▸ Metin Parçası
▼

Emsal Mahkeme Kararı İstanbul Bölge Adliye Mahkemesi 13. Hukuk Dairesi 2018/210 E. 2018/1160 K. 28.11.2018 T.

Görüntülediğiniz mahkeme kararı kesinleşmiş bir karardır.

T.C.
İSTANBUL
BÖLGE ADLİYE MAHKEMESİ
13. HUKUK DAİRESİ
DOSYA NO: 2018/210
KARAR NO : 2018/1160
T Ü R K M İ L L E T İ A D I N A
İ S T İ N A F K A R A R I
İNCELENEN KARARI VEREN
MAHKEME : İSTANBUL ANADOLU 9. ASLİYE TİCARET MAHKEMESİ
TARİHİ : 19/10/2017
DOSYA NUMARASI : 2015/377 Esas – 2017/898 Karar
DAVA : İtirazın İptali
KARAR TARİHİ : 28/11/2018
TARAFLARIN İDDİA VE SAVUNMALARININ ÖZETİ:
Davacı vekili dava dilekçesinde özetle; Müvekkili şirket tarafından borçlulara karşı …(IMO: …) gemisine verilmiş ihrakiye hizmeti uyarınca 24/04/2014 tarihinde fatura düzenlendiğini, alacağına ilişkin İstanbul Anadolu … İcra müdürlüğü’nün … E sayılı dosyası ile icra takibi başlatıldığını, borçlular tarafından itiraz edildiğini,… (IMO: …) isimli geminin donatanı … A.Ş.’nin anılan gemi için ambargo limanında 150 ton Fuel oil ihrakiye hizmeti talebinde bulunduğunu, davalı tarafından davacıya iletilen 22/04/2014 tarihli talepte anılan hizmete, hizmet bedeline ve vadeye ilişkin bilgilerin açıkça belirtildiği, 26/04/2014 tarihinde verilecek hizmete ilişkin GB seri ve 0438961 sıra nolu Gümrük Beyannamesi düzenlendiğini, anılan satışa ilişkin 24/04/2014 tarihli, A seri, 054043 sıra nolu 94.950,00 USD bedelli fatura düzenlendiğini ve davalıya gönderildiğini, faturanın vade tarihinin teslim tarihinden itibaren 45 gün olarak belirlendiğini beyan ederek, itirazın iptali ile takibin devamına, davalıların haksız itirazına karşı alacak miktarının % 40 ından az olmamak üzere icra inkar tazminatına hükmedilmesine, yargılama giderleri ve vekalet ücretinin davalılara yüklenmesine karar verilmesi talep ve dava etmiştir.

▲

▸ Yazılı Alıştırma 1
Karar metnindeki davacı vekilinin iddialarına ait özette geçen farklı tarihleri, her birinin neye ait olduğunu belirterek sıralayın.
▸ Yazılı Alıştırma 2
İhrakiye alacağına ilişkin karar metnini kaldığı yerden ele alıp sürdürün.
Metinden sonra gelen malzemeye gerek yoktur.

▸ Veri Kesiti
▼

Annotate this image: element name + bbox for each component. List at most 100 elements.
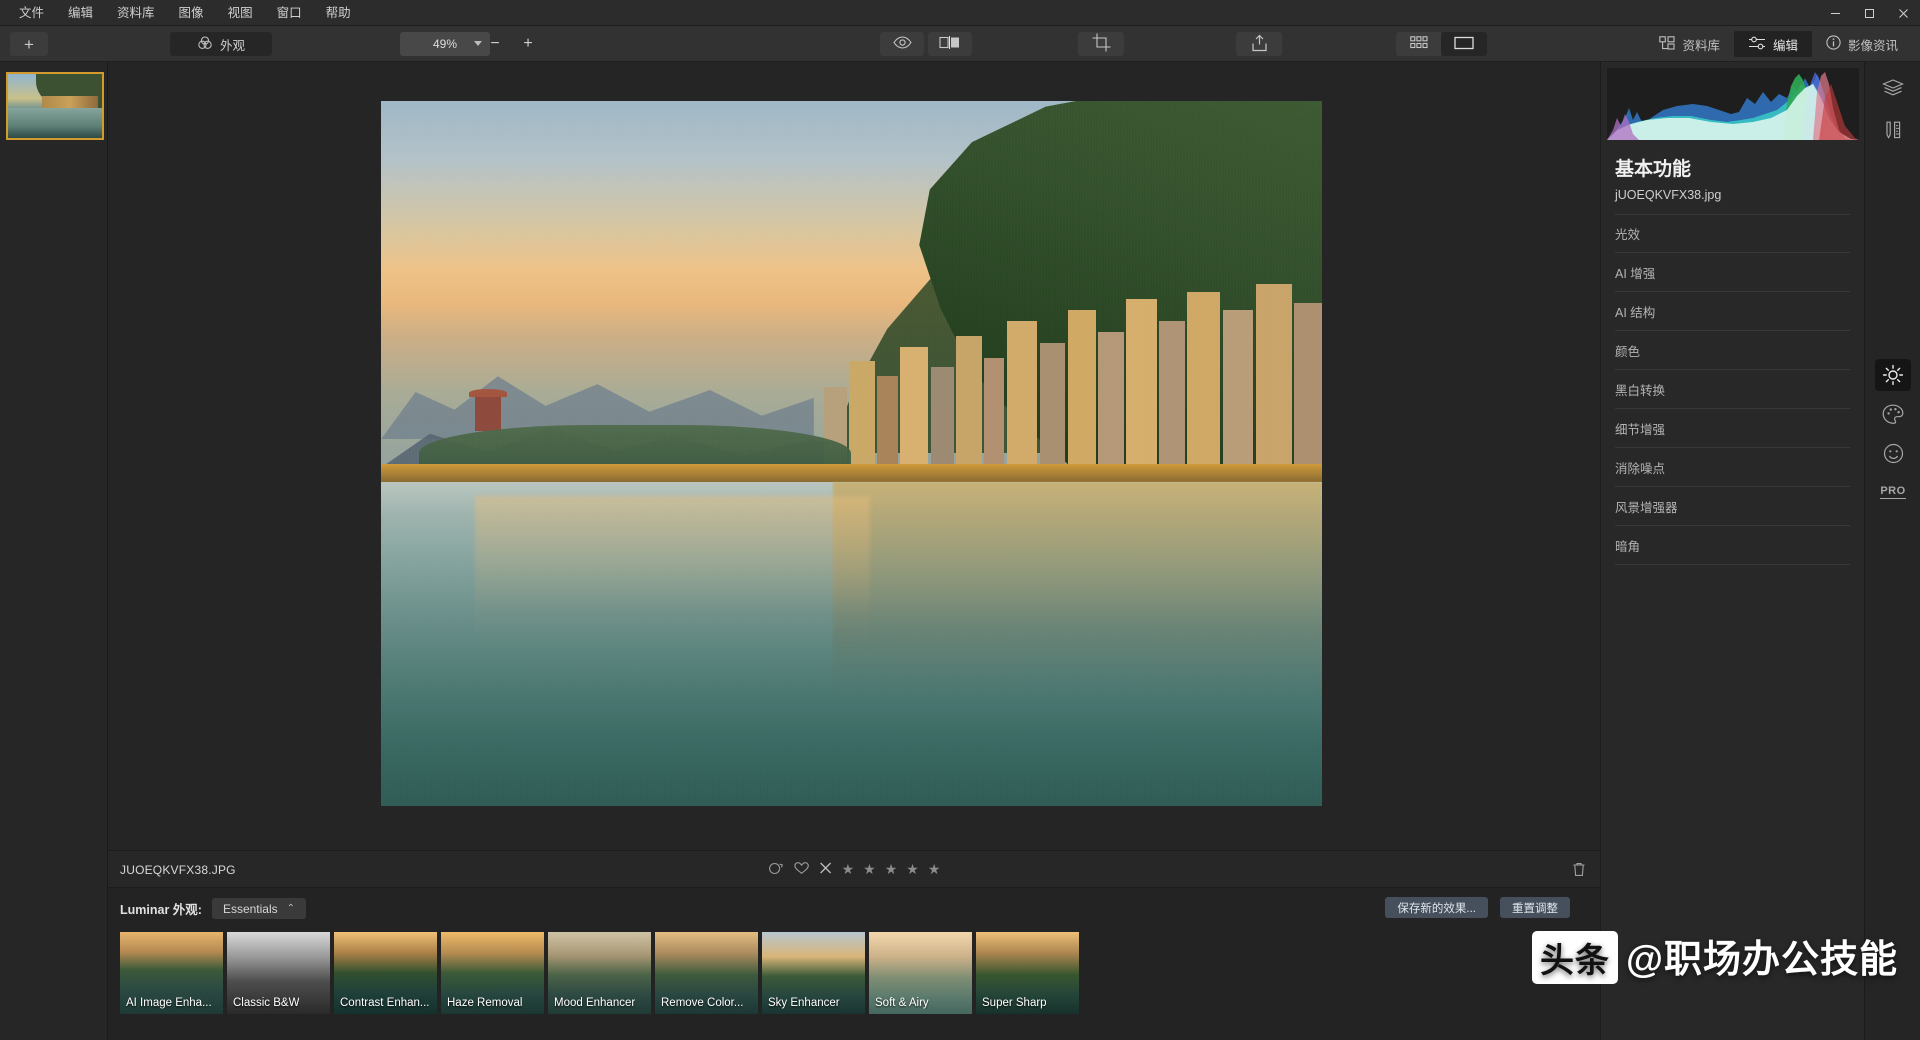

▲

▸ Yanıt 1
- 24/04/2014: Davacı şirketin ihrakiye hizmeti için düzenlediği, A seri, 054043 sıra nolu, 94.950,00 USD bedelli faturanın tarihi.
- 22/04/2014: Davalı tarafından davacıya iletilen, hizmet, hizmet bedeli ve vadeye ilişkin bilgileri içeren talebin tarihi.
- 26/04/2014: GB seri, 0438961 sıra nolu Gümrük Beyannamesi'nin ilişkin olduğu hizmetin verileceği tarih.

▸ Yanıt 2
Davalı vekili cevap dilekçesinde özetle: Alacağın temlikinin, alacağı devreden ile alacağı devralan arasında yapılan yapılan bir sözleşme olduğunu, borçlunun sözleşmenin yapılmasına katılmasının gerekmediğini, ancak temliğin borçluya bildirilmemiş olmasının, temlikten haberdar olmayan borçlunun iy niyetle eski alacaklıya ödemede bulunmasına neden olabileceğini, böyle bir durum olduğnda yapılan ödemenin geçerli olacağını, davacının müvekkili şirkete gönderdiği 26/11/2014 tarihli temlik ihbarname”si ile takip/dava konusu 94.9500,00 USD alacağı 13/11/2014 tarihinde …bank A.Ş’nin Kozyatağı İstanbul adresinde bulunan Anadolu Kurumsal Şubesine Temlik ettiğini ihbar ederek ödemenin temlik alana yapılmasını ihbar ettiğini, temlik sözleşmesi ile tüm hakları devralana geçtiğinden artık sözleşmede devrolunan miktar için davacının alacaklı sıfatının kalmadığını, bu nedenle dava ehliyeti bulunmadığını, müvekkili şirketin temerrüde düşürülmediğinden faiz talebinin ve inkar tazminatı talebinin hukuka ve kanuna aykırı olduğunu beyan ederek davanın reddine karar verilmesini talep etmiştir.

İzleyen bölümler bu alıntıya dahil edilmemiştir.